What you have to do>
Lines that contain "from" are to be counted; give only their number.

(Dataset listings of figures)
****

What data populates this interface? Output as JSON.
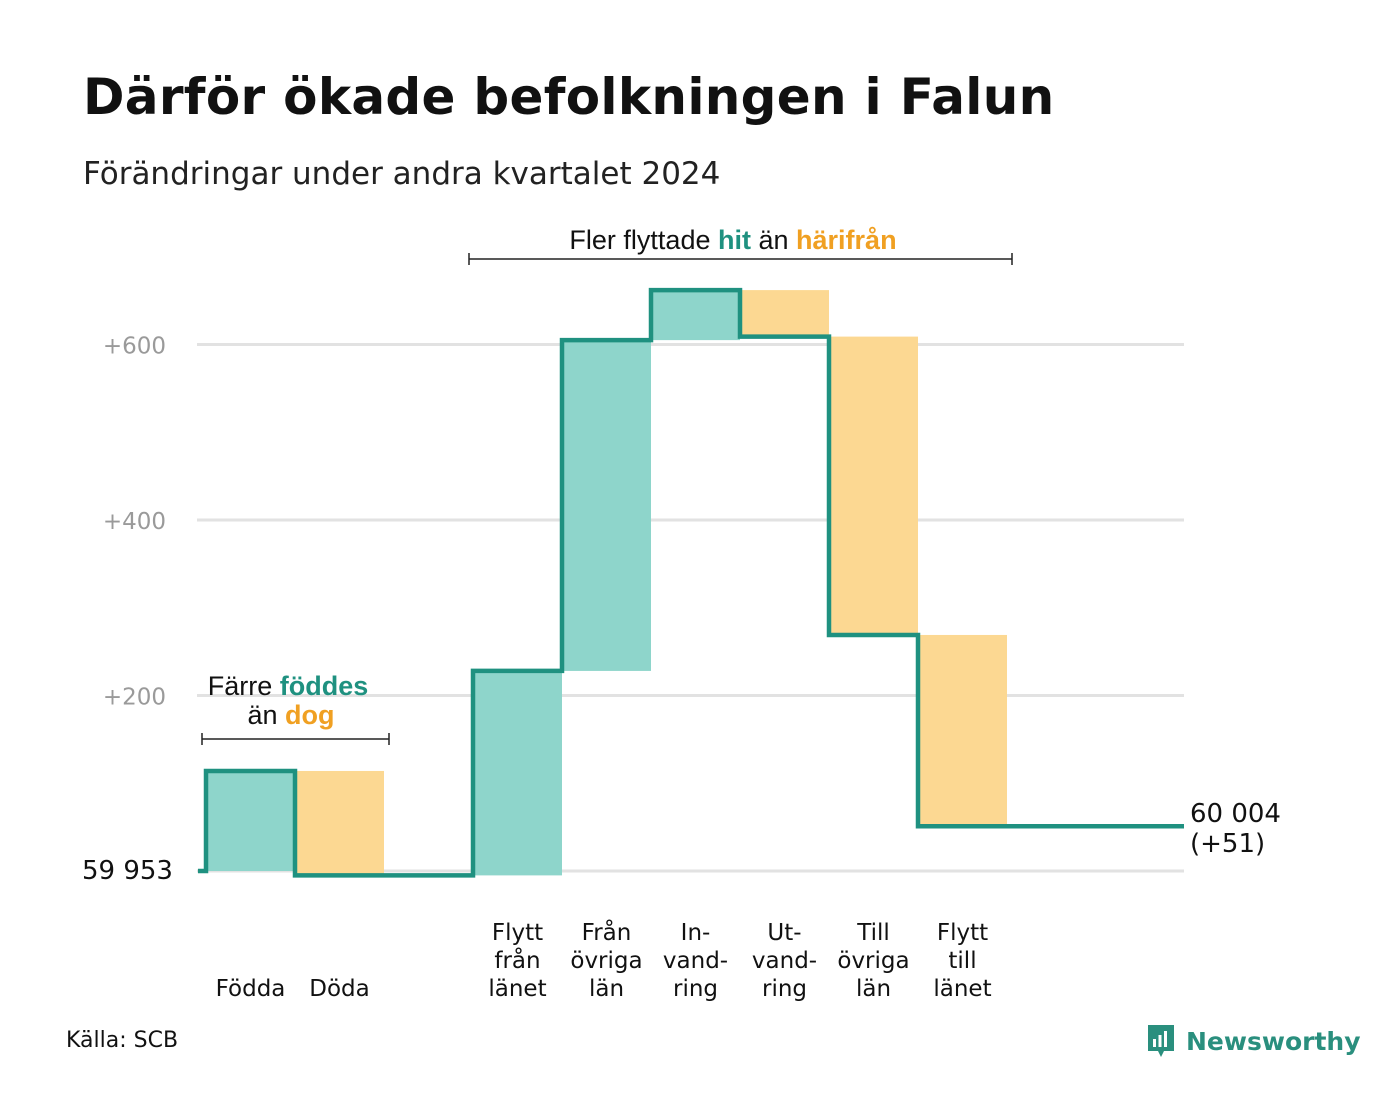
{
  "title": "Därför ökade befolkningen i Falun",
  "subtitle": "Förändringar under andra kvartalet 2024",
  "source": "Källa: SCB",
  "brand": "Newsworthy",
  "colors": {
    "increase_fill": "#8ed5cb",
    "decrease_fill": "#fcd892",
    "line": "#1f9180",
    "hit_text": "#1f9180",
    "harifran_text": "#f0a022",
    "grid": "#e2e2e2"
  },
  "chart_data": {
    "type": "waterfall",
    "start_value": 59953,
    "start_label": "59  953",
    "end_label": "60 004",
    "end_change_label": "(+51)",
    "y_ticks": [
      {
        "value": 200,
        "label": "+200"
      },
      {
        "value": 400,
        "label": "+400"
      },
      {
        "value": 600,
        "label": "+600"
      }
    ],
    "ylim": [
      0,
      650
    ],
    "steps": [
      {
        "lines": [
          "Födda"
        ],
        "from": 0,
        "to": 114,
        "kind": "increase",
        "group": 1
      },
      {
        "lines": [
          "Döda"
        ],
        "from": 114,
        "to": -5,
        "kind": "decrease",
        "group": 1
      },
      {
        "lines": [
          "Flytt",
          "från",
          "länet"
        ],
        "from": -5,
        "to": 228,
        "kind": "increase",
        "group": 2
      },
      {
        "lines": [
          "Från",
          "övriga",
          "län"
        ],
        "from": 228,
        "to": 605,
        "kind": "increase",
        "group": 2
      },
      {
        "lines": [
          "In-",
          "vand-",
          "ring"
        ],
        "from": 605,
        "to": 662,
        "kind": "increase",
        "group": 2
      },
      {
        "lines": [
          "Ut-",
          "vand-",
          "ring"
        ],
        "from": 662,
        "to": 609,
        "kind": "decrease",
        "group": 2
      },
      {
        "lines": [
          "Till",
          "övriga",
          "län"
        ],
        "from": 609,
        "to": 269,
        "kind": "decrease",
        "group": 2
      },
      {
        "lines": [
          "Flytt",
          "till",
          "länet"
        ],
        "from": 269,
        "to": 51,
        "kind": "decrease",
        "group": 2
      }
    ],
    "annotations": {
      "births_deaths": {
        "line1_prefix": "Färre ",
        "line1_highlight": "föddes",
        "line2_prefix": "än ",
        "line2_highlight": "dog"
      },
      "migration": {
        "prefix": "Fler flyttade ",
        "highlight1": "hit",
        "middle": " än ",
        "highlight2": "härifrån"
      }
    },
    "grid": true
  }
}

****

Written response>
8